- _Goal_
Can you restate the records below word for word?

Start Input

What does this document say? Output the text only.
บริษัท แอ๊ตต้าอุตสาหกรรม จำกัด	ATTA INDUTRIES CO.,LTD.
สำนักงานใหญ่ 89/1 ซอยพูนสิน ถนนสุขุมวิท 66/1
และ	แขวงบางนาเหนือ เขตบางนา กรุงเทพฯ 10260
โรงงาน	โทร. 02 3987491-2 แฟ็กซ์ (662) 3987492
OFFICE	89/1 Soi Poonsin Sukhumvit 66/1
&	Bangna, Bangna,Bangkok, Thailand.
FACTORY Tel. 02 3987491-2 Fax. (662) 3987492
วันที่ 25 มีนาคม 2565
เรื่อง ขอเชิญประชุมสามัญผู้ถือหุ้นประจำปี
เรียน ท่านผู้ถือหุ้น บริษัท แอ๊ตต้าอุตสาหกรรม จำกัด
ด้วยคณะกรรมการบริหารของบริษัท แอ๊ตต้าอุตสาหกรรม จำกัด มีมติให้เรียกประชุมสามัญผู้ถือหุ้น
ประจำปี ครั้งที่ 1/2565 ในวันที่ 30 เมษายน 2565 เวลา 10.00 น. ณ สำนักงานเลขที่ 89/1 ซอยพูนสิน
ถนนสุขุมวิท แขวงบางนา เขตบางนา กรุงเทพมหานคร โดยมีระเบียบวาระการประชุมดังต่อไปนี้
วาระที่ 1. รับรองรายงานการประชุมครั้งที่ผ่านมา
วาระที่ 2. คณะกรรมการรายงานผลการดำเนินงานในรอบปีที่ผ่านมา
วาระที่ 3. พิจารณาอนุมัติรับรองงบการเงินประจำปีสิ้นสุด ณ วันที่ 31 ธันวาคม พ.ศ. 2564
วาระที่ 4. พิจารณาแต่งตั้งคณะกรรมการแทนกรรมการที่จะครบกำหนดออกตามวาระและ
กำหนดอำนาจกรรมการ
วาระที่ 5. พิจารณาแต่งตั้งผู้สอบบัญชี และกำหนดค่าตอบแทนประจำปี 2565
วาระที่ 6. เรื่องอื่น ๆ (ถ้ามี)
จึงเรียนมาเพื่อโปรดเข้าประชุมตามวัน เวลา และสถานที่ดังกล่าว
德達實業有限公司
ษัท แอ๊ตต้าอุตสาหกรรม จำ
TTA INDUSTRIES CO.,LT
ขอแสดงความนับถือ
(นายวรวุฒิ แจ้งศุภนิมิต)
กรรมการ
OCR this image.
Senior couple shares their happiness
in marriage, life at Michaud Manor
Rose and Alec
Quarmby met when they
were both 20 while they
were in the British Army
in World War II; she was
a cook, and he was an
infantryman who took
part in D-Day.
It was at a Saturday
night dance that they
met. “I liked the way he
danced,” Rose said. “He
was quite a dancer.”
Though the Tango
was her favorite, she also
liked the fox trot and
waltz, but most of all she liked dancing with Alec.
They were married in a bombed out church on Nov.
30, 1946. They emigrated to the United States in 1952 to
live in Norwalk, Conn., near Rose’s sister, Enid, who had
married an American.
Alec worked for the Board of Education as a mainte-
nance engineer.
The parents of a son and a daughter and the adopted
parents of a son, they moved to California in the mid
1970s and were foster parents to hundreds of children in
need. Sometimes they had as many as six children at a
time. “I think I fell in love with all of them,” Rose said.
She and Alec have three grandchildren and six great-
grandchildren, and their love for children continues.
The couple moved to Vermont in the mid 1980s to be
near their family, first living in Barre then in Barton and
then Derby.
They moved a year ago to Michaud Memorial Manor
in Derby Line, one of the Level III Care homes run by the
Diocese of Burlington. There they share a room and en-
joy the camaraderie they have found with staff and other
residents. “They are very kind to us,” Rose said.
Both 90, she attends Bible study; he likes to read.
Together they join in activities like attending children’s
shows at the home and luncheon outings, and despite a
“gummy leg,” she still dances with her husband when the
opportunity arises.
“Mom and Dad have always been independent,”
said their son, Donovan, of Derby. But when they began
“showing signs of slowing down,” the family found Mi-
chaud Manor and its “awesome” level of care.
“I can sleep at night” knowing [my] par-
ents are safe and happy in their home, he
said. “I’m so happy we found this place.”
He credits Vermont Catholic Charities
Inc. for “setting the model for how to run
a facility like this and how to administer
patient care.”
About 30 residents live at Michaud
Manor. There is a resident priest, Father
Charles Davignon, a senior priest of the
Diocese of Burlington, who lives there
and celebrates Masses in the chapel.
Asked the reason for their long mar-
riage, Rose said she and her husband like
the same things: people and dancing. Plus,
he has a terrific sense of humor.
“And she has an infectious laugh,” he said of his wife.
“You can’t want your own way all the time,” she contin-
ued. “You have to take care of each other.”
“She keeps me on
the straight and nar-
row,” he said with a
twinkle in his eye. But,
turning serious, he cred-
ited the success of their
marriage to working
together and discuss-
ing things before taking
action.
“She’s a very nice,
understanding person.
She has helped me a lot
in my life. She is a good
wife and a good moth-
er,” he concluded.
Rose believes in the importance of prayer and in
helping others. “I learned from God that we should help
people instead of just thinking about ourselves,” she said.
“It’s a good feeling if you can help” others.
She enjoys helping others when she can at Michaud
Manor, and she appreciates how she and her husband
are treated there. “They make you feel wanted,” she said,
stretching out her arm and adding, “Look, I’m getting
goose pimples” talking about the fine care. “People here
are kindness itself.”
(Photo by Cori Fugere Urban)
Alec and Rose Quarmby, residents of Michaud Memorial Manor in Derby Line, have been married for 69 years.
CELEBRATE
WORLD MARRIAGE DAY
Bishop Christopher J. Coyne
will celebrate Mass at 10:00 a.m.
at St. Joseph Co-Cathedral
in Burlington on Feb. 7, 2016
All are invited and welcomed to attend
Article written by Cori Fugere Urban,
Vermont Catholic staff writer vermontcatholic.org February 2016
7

End Input

- _Response for this exercise_
What does this document say? Output the text only.
บริษัท แอ๊ตต้าอุตสาหกรรม จำกัด	ATTA INDUTRIES CO.,LTD.
สำนักงานใหญ่ 89/1 ซอยพูนสิน ถนนสุขุมวิท 66/1
และ	แขวงบางนาเหนือ เขตบางนา กรุงเทพฯ 10260
โรงงาน	โทร. 02 3987491-2 แฟ็กซ์ (662) 3987492
OFFICE	89/1 Soi Poonsin Sukhumvit 66/1
&	Bangna, Bangna,Bangkok, Thailand.
FACTORY Tel. 02 3987491-2 Fax. (662) 3987492
วันที่ 25 มีนาคม 2565
เรื่อง ขอเชิญประชุมสามัญผู้ถือหุ้นประจำปี
เรียน ท่านผู้ถือหุ้น บริษัท แอ๊ตต้าอุตสาหกรรม จำกัด
ด้วยคณะกรรมการบริหารของบริษัท แอ๊ตต้าอุตสาหกรรม จำกัด มีมติให้เรียกประชุมสามัญผู้ถือหุ้น
ประจำปี ครั้งที่ 1/2565 ในวันที่ 30 เมษายน 2565 เวลา 10.00 น. ณ สำนักงานเลขที่ 89/1 ซอยพูนสิน
ถนนสุขุมวิท แขวงบางนา เขตบางนา กรุงเทพมหานคร โดยมีระเบียบวาระการประชุมดังต่อไปนี้
วาระที่ 1. รับรองรายงานการประชุมครั้งที่ผ่านมา
วาระที่ 2. คณะกรรมการรายงานผลการดำเนินงานในรอบปีที่ผ่านมา
วาระที่ 3. พิจารณาอนุมัติรับรองงบการเงินประจำปีสิ้นสุด ณ วันที่ 31 ธันวาคม พ.ศ. 2564
วาระที่ 4. พิจารณาแต่งตั้งคณะกรรมการแทนกรรมการที่จะครบกำหนดออกตามวาระและ
กำหนดอำนาจกรรมการ
วาระที่ 5. พิจารณาแต่งตั้งผู้สอบบัญชี และกำหนดค่าตอบแทนประจำปี 2565
วาระที่ 6. เรื่องอื่น ๆ (ถ้ามี)
จึงเรียนมาเพื่อโปรดเข้าประชุมตามวัน เวลา และสถานที่ดังกล่าว
德達實業有限公司
ษัท แอ๊ตต้าอุตสาหกรรม จำ
TTA INDUSTRIES CO.,LT
ขอแสดงความนับถือ
(นายวรวุฒิ แจ้งศุภนิมิต)
กรรมการ
OCR this image.
Senior couple shares their happiness
in marriage, life at Michaud Manor
Rose and Alec
Quarmby met when they
were both 20 while they
were in the British Army
in World War II; she was
a cook, and he was an
infantryman who took
part in D-Day.
It was at a Saturday
night dance that they
met. “I liked the way he
danced,” Rose said. “He
was quite a dancer.”
Though the Tango
was her favorite, she also
liked the fox trot and
waltz, but most of all she liked dancing with Alec.
They were married in a bombed out church on Nov.
30, 1946. They emigrated to the United States in 1952 to
live in Norwalk, Conn., near Rose’s sister, Enid, who had
married an American.
Alec worked for the Board of Education as a mainte-
nance engineer.
The parents of a son and a daughter and the adopted
parents of a son, they moved to California in the mid
1970s and were foster parents to hundreds of children in
need. Sometimes they had as many as six children at a
time. “I think I fell in love with all of them,” Rose said.
She and Alec have three grandchildren and six great-
grandchildren, and their love for children continues.
The couple moved to Vermont in the mid 1980s to be
near their family, first living in Barre then in Barton and
then Derby.
They moved a year ago to Michaud Memorial Manor
in Derby Line, one of the Level III Care homes run by the
Diocese of Burlington. There they share a room and en-
joy the camaraderie they have found with staff and other
residents. “They are very kind to us,” Rose said.
Both 90, she attends Bible study; he likes to read.
Together they join in activities like attending children’s
shows at the home and luncheon outings, and despite a
“gummy leg,” she still dances with her husband when the
opportunity arises.
“Mom and Dad have always been independent,”
said their son, Donovan, of Derby. But when they began
“showing signs of slowing down,” the family found Mi-
chaud Manor and its “awesome” level of care.
“I can sleep at night” knowing [my] par-
ents are safe and happy in their home, he
said. “I’m so happy we found this place.”
He credits Vermont Catholic Charities
Inc. for “setting the model for how to run
a facility like this and how to administer
patient care.”
About 30 residents live at Michaud
Manor. There is a resident priest, Father
Charles Davignon, a senior priest of the
Diocese of Burlington, who lives there
and celebrates Masses in the chapel.
Asked the reason for their long mar-
riage, Rose said she and her husband like
the same things: people and dancing. Plus,
he has a terrific sense of humor.
“And she has an infectious laugh,” he said of his wife.
“You can’t want your own way all the time,” she contin-
ued. “You have to take care of each other.”
“She keeps me on
the straight and nar-
row,” he said with a
twinkle in his eye. But,
turning serious, he cred-
ited the success of their
marriage to working
together and discuss-
ing things before taking
action.
“She’s a very nice,
understanding person.
She has helped me a lot
in my life. She is a good
wife and a good moth-
er,” he concluded.
Rose believes in the importance of prayer and in
helping others. “I learned from God that we should help
people instead of just thinking about ourselves,” she said.
“It’s a good feeling if you can help” others.
She enjoys helping others when she can at Michaud
Manor, and she appreciates how she and her husband
are treated there. “They make you feel wanted,” she said,
stretching out her arm and adding, “Look, I’m getting
goose pimples” talking about the fine care. “People here
are kindness itself.”
(Photo by Cori Fugere Urban)
Alec and Rose Quarmby, residents of Michaud Memorial Manor in Derby Line, have been married for 69 years.
CELEBRATE
WORLD MARRIAGE DAY
Bishop Christopher J. Coyne
will celebrate Mass at 10:00 a.m.
at St. Joseph Co-Cathedral
in Burlington on Feb. 7, 2016
All are invited and welcomed to attend
Article written by Cori Fugere Urban,
Vermont Catholic staff writer vermontcatholic.org February 2016
7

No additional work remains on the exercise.